Moschee-Spion fand den Weg ins Bundeshaus

  • Aktualisiert am 03.01.2012
  • Von Henry Habegger und Beat Kraushaar

BERN – Bis Ende Jahr wollen die Geheimdienstkontrolleure des Parlaments ihren Bericht zur Geheimdienst-Affäre um Moschee-Spion Claude Covassi (36) vorlegen.

Offensichtlich hat der Moschee-Spion diesmal Wort gehalten und die für Geheimdienste zuständige Geschäftsprüfungsdelegation (GPDel) mit Informationen beliefert. GPDel-Sekretär Philippe Schwab jedenfalls betont gegenüber BLICK: «Wir haben in diesem Dossier derzeit keine Probleme. Die GPDel arbeitet intensiv und will bis Ende Dezember einen Bericht vorlegen.» Schwab weist darauf hin, dass dem Bundesrat das rechtliche Gehör gewährt werden muss.

--------------------------------------------------

- _Übungsaufgaben_:
(1) Wie lässt sich der Artikel über den Moschee-Spion in zwei Sätzen zusammenfassen?
(2) Gib aus dem Artikel über den Moschee-Spion alles von „BERN – Bis Ende“ bis hinunter zu „Covassi (36) vorlegen.“ wortgetreu wieder.

--------------------------------------------------

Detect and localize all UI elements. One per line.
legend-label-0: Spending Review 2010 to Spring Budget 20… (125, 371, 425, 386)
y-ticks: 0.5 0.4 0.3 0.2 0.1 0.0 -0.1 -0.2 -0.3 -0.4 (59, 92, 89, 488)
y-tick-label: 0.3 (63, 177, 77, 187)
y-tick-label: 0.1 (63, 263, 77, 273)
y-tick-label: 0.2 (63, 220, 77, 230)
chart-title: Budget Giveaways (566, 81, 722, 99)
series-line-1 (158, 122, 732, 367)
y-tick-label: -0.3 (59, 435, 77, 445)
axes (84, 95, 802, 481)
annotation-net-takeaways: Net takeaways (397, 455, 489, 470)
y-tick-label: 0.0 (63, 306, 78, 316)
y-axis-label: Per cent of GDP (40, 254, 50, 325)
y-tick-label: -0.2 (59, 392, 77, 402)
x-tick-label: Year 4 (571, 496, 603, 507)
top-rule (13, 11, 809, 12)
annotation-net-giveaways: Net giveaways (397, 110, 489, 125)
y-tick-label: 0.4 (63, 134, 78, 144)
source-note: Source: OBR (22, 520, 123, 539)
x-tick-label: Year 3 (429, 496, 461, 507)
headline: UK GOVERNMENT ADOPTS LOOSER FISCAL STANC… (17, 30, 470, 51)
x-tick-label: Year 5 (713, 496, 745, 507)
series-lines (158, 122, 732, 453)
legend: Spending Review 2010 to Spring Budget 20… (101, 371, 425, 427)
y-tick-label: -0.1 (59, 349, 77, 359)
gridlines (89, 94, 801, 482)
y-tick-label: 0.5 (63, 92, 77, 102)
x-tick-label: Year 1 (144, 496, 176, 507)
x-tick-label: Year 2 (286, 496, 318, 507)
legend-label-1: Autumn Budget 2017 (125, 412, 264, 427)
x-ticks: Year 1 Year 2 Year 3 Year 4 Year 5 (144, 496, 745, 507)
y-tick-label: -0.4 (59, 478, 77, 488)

--------------------------------------------------

- _Deine Antworten_:
(1) Die für Geheimdienste zuständige Geschäftsprüfungsdelegation (GPDel) des Parlaments will bis Ende Dezember ihren Bericht zur Geheimdienst-Affäre um den Moschee-Spion Claude Covassi vorlegen, der sie offensichtlich diesmal mit Informationen beliefert hat. GPDel-Sekretär Philippe Schwab sieht derzeit keine Probleme in dem Dossier, weist aber darauf hin, dass dem Bundesrat das rechtliche Gehör gewährt werden muss.

(2)
BERN – Bis Ende Jahr wollen die Geheimdienstkontrolleure des Parlaments ihren Bericht zur Geheimdienst-Affäre um Moschee-Spion Claude Covassi (36) vorlegen.